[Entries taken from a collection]
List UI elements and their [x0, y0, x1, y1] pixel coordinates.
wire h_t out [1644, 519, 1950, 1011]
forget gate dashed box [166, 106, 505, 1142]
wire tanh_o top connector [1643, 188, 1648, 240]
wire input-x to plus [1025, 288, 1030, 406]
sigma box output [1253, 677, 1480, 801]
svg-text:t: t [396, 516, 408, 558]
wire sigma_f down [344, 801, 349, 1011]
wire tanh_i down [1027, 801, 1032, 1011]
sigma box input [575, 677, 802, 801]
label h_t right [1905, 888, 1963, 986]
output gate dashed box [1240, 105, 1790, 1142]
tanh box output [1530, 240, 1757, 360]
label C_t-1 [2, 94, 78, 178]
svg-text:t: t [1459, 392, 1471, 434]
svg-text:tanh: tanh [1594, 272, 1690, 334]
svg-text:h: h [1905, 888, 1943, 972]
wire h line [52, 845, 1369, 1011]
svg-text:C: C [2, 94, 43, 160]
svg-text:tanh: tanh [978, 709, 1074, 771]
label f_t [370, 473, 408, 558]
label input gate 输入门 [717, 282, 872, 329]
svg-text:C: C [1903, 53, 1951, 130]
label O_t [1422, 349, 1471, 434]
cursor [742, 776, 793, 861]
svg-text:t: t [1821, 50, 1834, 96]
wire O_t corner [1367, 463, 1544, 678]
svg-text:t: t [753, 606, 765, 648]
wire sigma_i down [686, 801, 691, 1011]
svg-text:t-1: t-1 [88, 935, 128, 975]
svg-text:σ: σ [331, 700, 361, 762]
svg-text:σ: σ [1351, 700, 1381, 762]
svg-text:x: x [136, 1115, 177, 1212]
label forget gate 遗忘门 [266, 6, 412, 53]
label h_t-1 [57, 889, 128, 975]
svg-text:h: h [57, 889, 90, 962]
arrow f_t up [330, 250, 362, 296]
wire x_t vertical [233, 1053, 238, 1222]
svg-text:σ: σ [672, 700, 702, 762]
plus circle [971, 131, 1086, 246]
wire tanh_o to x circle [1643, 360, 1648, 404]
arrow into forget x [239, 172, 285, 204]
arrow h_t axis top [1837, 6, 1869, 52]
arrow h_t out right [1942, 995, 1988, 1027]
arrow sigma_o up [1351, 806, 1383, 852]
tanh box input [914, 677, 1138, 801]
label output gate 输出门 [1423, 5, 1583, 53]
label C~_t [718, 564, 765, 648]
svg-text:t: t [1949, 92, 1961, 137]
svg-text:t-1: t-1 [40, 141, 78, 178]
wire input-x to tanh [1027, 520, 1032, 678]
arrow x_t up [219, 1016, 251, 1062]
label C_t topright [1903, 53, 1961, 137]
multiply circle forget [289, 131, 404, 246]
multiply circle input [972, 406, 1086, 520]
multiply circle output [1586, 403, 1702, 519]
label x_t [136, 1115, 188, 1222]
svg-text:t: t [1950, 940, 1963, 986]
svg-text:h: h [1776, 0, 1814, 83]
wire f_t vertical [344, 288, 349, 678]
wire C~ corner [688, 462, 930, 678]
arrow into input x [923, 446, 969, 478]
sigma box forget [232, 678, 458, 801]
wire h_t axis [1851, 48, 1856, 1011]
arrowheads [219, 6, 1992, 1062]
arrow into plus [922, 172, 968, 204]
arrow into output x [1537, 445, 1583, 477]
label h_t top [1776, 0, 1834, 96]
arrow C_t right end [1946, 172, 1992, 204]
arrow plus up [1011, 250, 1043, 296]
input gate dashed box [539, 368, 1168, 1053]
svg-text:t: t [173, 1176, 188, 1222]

Written instruction = Rewrite the records, swapping each "dashed box" for "dotted box" and leaving everything else as it is.

Response below =
List UI elements and their [x0, y0, x1, y1] pixel coordinates.
wire h_t out [1644, 519, 1950, 1011]
forget gate dotted box [166, 106, 505, 1142]
wire tanh_o top connector [1643, 188, 1648, 240]
wire input-x to plus [1025, 288, 1030, 406]
sigma box output [1253, 677, 1480, 801]
svg-text:t: t [396, 516, 408, 558]
wire sigma_f down [344, 801, 349, 1011]
wire tanh_i down [1027, 801, 1032, 1011]
sigma box input [575, 677, 802, 801]
label h_t right [1905, 888, 1963, 986]
output gate dotted box [1240, 105, 1790, 1142]
tanh box output [1530, 240, 1757, 360]
label C_t-1 [2, 94, 78, 178]
svg-text:t: t [1459, 392, 1471, 434]
svg-text:tanh: tanh [1594, 272, 1690, 334]
svg-text:h: h [1905, 888, 1943, 972]
wire h line [52, 845, 1369, 1011]
svg-text:C: C [2, 94, 43, 160]
svg-text:tanh: tanh [978, 709, 1074, 771]
label f_t [370, 473, 408, 558]
label input gate 输入门 [717, 282, 872, 329]
svg-text:C: C [1903, 53, 1951, 130]
label O_t [1422, 349, 1471, 434]
cursor [742, 776, 793, 861]
svg-text:t: t [1821, 50, 1834, 96]
wire O_t corner [1367, 463, 1544, 678]
svg-text:t: t [753, 606, 765, 648]
wire sigma_i down [686, 801, 691, 1011]
svg-text:t-1: t-1 [88, 935, 128, 975]
svg-text:σ: σ [331, 700, 361, 762]
svg-text:σ: σ [1351, 700, 1381, 762]
svg-text:x: x [136, 1115, 177, 1212]
label forget gate 遗忘门 [266, 6, 412, 53]
label h_t-1 [57, 889, 128, 975]
svg-text:h: h [57, 889, 90, 962]
arrow f_t up [330, 250, 362, 296]
wire x_t vertical [233, 1053, 238, 1222]
svg-text:σ: σ [672, 700, 702, 762]
plus circle [971, 131, 1086, 246]
wire tanh_o to x circle [1643, 360, 1648, 404]
arrow into forget x [239, 172, 285, 204]
arrow h_t axis top [1837, 6, 1869, 52]
arrow h_t out right [1942, 995, 1988, 1027]
arrow sigma_o up [1351, 806, 1383, 852]
tanh box input [914, 677, 1138, 801]
label output gate 输出门 [1423, 5, 1583, 53]
label C~_t [718, 564, 765, 648]
svg-text:t: t [1949, 92, 1961, 137]
svg-text:t-1: t-1 [40, 141, 78, 178]
wire input-x to tanh [1027, 520, 1032, 678]
arrow x_t up [219, 1016, 251, 1062]
label C_t topright [1903, 53, 1961, 137]
multiply circle forget [289, 131, 404, 246]
multiply circle input [972, 406, 1086, 520]
multiply circle output [1586, 403, 1702, 519]
label x_t [136, 1115, 188, 1222]
svg-text:t: t [1950, 940, 1963, 986]
svg-text:h: h [1776, 0, 1814, 83]
wire f_t vertical [344, 288, 349, 678]
wire C~ corner [688, 462, 930, 678]
arrow into input x [923, 446, 969, 478]
sigma box forget [232, 678, 458, 801]
wire h_t axis [1851, 48, 1856, 1011]
arrowheads [219, 6, 1992, 1062]
arrow into plus [922, 172, 968, 204]
arrow into output x [1537, 445, 1583, 477]
label h_t top [1776, 0, 1834, 96]
arrow C_t right end [1946, 172, 1992, 204]
arrow plus up [1011, 250, 1043, 296]
input gate dotted box [539, 368, 1168, 1053]
svg-text:t: t [173, 1176, 188, 1222]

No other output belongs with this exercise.